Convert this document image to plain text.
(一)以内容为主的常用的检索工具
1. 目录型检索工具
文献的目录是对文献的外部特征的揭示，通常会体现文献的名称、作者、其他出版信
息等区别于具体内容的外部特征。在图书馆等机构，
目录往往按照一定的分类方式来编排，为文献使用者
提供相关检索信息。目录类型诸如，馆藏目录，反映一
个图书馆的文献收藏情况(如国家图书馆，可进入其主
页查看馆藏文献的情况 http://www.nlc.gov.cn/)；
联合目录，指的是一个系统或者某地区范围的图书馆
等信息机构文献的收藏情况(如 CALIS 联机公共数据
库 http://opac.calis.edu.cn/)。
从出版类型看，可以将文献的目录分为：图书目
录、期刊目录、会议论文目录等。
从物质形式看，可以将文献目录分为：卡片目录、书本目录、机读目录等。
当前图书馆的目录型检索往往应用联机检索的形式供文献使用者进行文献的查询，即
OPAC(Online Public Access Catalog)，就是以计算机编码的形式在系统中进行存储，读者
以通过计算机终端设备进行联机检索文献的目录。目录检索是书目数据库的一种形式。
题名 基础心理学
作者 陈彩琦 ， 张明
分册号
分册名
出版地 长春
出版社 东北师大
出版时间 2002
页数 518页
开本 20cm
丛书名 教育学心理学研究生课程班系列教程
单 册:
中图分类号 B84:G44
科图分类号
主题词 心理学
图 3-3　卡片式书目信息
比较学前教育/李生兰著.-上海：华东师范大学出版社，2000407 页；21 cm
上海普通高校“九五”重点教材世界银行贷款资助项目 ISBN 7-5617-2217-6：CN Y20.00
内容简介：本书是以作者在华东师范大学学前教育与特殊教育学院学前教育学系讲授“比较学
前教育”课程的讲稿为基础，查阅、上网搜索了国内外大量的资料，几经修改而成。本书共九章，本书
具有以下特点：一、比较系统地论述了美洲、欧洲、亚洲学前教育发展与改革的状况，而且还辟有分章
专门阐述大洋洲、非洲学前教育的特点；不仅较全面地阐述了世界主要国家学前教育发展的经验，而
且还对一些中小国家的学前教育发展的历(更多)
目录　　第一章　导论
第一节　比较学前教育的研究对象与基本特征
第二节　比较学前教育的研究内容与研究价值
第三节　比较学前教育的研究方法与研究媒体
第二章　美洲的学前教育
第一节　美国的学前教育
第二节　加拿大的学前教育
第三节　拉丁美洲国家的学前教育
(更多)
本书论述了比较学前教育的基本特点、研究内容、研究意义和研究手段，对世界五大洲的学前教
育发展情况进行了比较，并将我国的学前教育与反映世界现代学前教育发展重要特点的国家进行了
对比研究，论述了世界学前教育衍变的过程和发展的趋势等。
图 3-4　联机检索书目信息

What you will do: Display every line of the listing that contains the string "http".

Task output:
页查看馆藏文献的情况 http://www.nlc.gov.cn/)；
库 http://opac.calis.edu.cn/)。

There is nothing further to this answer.